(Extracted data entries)

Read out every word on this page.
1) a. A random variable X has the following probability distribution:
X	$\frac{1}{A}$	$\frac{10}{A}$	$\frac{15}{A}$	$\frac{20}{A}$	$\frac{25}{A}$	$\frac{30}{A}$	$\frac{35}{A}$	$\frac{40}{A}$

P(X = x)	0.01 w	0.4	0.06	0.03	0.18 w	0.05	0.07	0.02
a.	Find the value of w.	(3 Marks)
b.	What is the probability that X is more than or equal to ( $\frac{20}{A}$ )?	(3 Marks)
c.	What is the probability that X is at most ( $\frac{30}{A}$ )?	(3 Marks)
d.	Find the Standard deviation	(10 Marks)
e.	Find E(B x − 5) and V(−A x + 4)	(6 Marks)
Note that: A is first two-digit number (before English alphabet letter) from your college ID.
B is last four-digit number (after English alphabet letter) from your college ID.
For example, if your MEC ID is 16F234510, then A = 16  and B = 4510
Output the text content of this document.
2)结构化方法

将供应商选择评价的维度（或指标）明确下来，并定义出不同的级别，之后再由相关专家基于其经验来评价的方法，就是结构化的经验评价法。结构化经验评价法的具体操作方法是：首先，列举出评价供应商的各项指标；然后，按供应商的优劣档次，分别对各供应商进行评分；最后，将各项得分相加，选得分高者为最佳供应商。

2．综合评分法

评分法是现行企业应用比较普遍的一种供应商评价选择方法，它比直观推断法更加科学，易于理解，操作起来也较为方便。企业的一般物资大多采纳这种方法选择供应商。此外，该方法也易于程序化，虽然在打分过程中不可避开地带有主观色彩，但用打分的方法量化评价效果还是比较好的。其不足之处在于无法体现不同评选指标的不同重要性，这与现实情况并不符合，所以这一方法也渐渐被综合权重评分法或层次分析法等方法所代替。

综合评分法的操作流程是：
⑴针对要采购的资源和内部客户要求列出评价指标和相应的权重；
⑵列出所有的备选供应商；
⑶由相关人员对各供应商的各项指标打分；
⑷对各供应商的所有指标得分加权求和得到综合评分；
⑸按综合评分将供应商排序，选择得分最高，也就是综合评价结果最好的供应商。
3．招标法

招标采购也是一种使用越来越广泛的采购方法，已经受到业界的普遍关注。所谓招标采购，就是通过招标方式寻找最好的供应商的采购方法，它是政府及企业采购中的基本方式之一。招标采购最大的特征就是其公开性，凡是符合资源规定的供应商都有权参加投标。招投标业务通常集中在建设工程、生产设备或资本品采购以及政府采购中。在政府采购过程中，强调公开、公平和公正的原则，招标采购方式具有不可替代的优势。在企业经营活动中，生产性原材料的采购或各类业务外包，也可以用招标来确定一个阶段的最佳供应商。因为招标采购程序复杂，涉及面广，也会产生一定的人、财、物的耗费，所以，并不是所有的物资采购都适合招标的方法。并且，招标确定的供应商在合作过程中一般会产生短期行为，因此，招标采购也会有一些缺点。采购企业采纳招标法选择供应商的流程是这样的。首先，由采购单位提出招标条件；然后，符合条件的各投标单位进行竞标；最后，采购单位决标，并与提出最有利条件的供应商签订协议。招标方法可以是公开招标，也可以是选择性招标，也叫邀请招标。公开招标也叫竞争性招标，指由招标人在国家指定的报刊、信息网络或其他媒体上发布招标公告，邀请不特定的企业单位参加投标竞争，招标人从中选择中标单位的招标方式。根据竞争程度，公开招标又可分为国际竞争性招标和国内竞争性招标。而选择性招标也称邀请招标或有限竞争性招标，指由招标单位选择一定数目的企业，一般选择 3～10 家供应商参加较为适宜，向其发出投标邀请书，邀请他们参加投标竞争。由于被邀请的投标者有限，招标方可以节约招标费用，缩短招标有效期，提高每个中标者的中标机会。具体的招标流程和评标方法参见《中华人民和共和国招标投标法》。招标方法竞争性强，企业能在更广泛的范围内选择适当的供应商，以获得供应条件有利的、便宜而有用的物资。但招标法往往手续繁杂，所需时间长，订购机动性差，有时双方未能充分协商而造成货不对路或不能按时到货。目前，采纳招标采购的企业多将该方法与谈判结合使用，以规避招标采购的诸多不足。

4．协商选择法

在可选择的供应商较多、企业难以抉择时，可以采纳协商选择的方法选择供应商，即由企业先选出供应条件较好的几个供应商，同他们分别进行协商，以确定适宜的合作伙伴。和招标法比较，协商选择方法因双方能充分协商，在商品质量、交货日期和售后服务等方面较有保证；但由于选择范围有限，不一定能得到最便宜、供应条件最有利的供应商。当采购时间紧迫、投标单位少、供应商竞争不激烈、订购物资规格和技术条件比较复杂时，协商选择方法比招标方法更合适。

### Given problem
Here, the records must be output exactly and in full.

### Reply to the task
Read out every word on this page.
1) a. A random variable X has the following probability distribution:
X	$\frac{1}{A}$	$\frac{10}{A}$	$\frac{15}{A}$	$\frac{20}{A}$	$\frac{25}{A}$	$\frac{30}{A}$	$\frac{35}{A}$	$\frac{40}{A}$

P(X = x)	0.01 w	0.4	0.06	0.03	0.18 w	0.05	0.07	0.02
a.	Find the value of w.	(3 Marks)
b.	What is the probability that X is more than or equal to ( $\frac{20}{A}$ )?	(3 Marks)
c.	What is the probability that X is at most ( $\frac{30}{A}$ )?	(3 Marks)
d.	Find the Standard deviation	(10 Marks)
e.	Find E(B x − 5) and V(−A x + 4)	(6 Marks)
Note that: A is first two-digit number (before English alphabet letter) from your college ID.
B is last four-digit number (after English alphabet letter) from your college ID.
For example, if your MEC ID is 16F234510, then A = 16  and B = 4510
Output the text content of this document.
2)结构化方法

将供应商选择评价的维度（或指标）明确下来，并定义出不同的级别，之后再由相关专家基于其经验来评价的方法，就是结构化的经验评价法。结构化经验评价法的具体操作方法是：首先，列举出评价供应商的各项指标；然后，按供应商的优劣档次，分别对各供应商进行评分；最后，将各项得分相加，选得分高者为最佳供应商。

2．综合评分法

评分法是现行企业应用比较普遍的一种供应商评价选择方法，它比直观推断法更加科学，易于理解，操作起来也较为方便。企业的一般物资大多采纳这种方法选择供应商。此外，该方法也易于程序化，虽然在打分过程中不可避开地带有主观色彩，但用打分的方法量化评价效果还是比较好的。其不足之处在于无法体现不同评选指标的不同重要性，这与现实情况并不符合，所以这一方法也渐渐被综合权重评分法或层次分析法等方法所代替。

综合评分法的操作流程是：
⑴针对要采购的资源和内部客户要求列出评价指标和相应的权重；
⑵列出所有的备选供应商；
⑶由相关人员对各供应商的各项指标打分；
⑷对各供应商的所有指标得分加权求和得到综合评分；
⑸按综合评分将供应商排序，选择得分最高，也就是综合评价结果最好的供应商。
3．招标法

招标采购也是一种使用越来越广泛的采购方法，已经受到业界的普遍关注。所谓招标采购，就是通过招标方式寻找最好的供应商的采购方法，它是政府及企业采购中的基本方式之一。招标采购最大的特征就是其公开性，凡是符合资源规定的供应商都有权参加投标。招投标业务通常集中在建设工程、生产设备或资本品采购以及政府采购中。在政府采购过程中，强调公开、公平和公正的原则，招标采购方式具有不可替代的优势。在企业经营活动中，生产性原材料的采购或各类业务外包，也可以用招标来确定一个阶段的最佳供应商。因为招标采购程序复杂，涉及面广，也会产生一定的人、财、物的耗费，所以，并不是所有的物资采购都适合招标的方法。并且，招标确定的供应商在合作过程中一般会产生短期行为，因此，招标采购也会有一些缺点。采购企业采纳招标法选择供应商的流程是这样的。首先，由采购单位提出招标条件；然后，符合条件的各投标单位进行竞标；最后，采购单位决标，并与提出最有利条件的供应商签订协议。招标方法可以是公开招标，也可以是选择性招标，也叫邀请招标。公开招标也叫竞争性招标，指由招标人在国家指定的报刊、信息网络或其他媒体上发布招标公告，邀请不特定的企业单位参加投标竞争，招标人从中选择中标单位的招标方式。根据竞争程度，公开招标又可分为国际竞争性招标和国内竞争性招标。而选择性招标也称邀请招标或有限竞争性招标，指由招标单位选择一定数目的企业，一般选择 3～10 家供应商参加较为适宜，向其发出投标邀请书，邀请他们参加投标竞争。由于被邀请的投标者有限，招标方可以节约招标费用，缩短招标有效期，提高每个中标者的中标机会。具体的招标流程和评标方法参见《中华人民和共和国招标投标法》。招标方法竞争性强，企业能在更广泛的范围内选择适当的供应商，以获得供应条件有利的、便宜而有用的物资。但招标法往往手续繁杂，所需时间长，订购机动性差，有时双方未能充分协商而造成货不对路或不能按时到货。目前，采纳招标采购的企业多将该方法与谈判结合使用，以规避招标采购的诸多不足。

4．协商选择法

在可选择的供应商较多、企业难以抉择时，可以采纳协商选择的方法选择供应商，即由企业先选出供应条件较好的几个供应商，同他们分别进行协商，以确定适宜的合作伙伴。和招标法比较，协商选择方法因双方能充分协商，在商品质量、交货日期和售后服务等方面较有保证；但由于选择范围有限，不一定能得到最便宜、供应条件最有利的供应商。当采购时间紧迫、投标单位少、供应商竞争不激烈、订购物资规格和技术条件比较复杂时，协商选择方法比招标方法更合适。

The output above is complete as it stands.